▸ **TASK OBJECTIVE**: Reproduce each line of the material precisely.

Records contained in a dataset
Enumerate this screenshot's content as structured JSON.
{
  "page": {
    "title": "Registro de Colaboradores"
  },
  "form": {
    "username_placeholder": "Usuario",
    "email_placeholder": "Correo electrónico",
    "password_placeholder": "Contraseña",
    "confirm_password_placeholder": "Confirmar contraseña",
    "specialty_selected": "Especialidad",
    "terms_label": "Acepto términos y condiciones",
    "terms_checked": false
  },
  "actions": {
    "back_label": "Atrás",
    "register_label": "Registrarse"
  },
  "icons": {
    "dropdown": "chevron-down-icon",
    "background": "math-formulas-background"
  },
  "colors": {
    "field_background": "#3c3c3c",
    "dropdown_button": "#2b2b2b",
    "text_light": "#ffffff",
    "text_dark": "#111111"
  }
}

▸ **FINISHED ANSWER**:
Enumerate this screenshot's content as structured JSON.
{
  "page": {
    "title": "Registro de Colaboradores"
  },
  "form": {
    "username_placeholder": "Usuario",
    "email_placeholder": "Correo electrónico",
    "password_placeholder": "Contraseña",
    "confirm_password_placeholder": "Confirmar contraseña",
    "specialty_selected": "Especialidad",
    "terms_label": "Acepto términos y condiciones",
    "terms_checked": false
  },
  "actions": {
    "back_label": "Atrás",
    "register_label": "Registrarse"
  },
  "icons": {
    "dropdown": "chevron-down-icon",
    "background": "math-formulas-background"
  },
  "colors": {
    "field_background": "#3c3c3c",
    "dropdown_button": "#2b2b2b",
    "text_light": "#ffffff",
    "text_dark": "#111111"
  }
}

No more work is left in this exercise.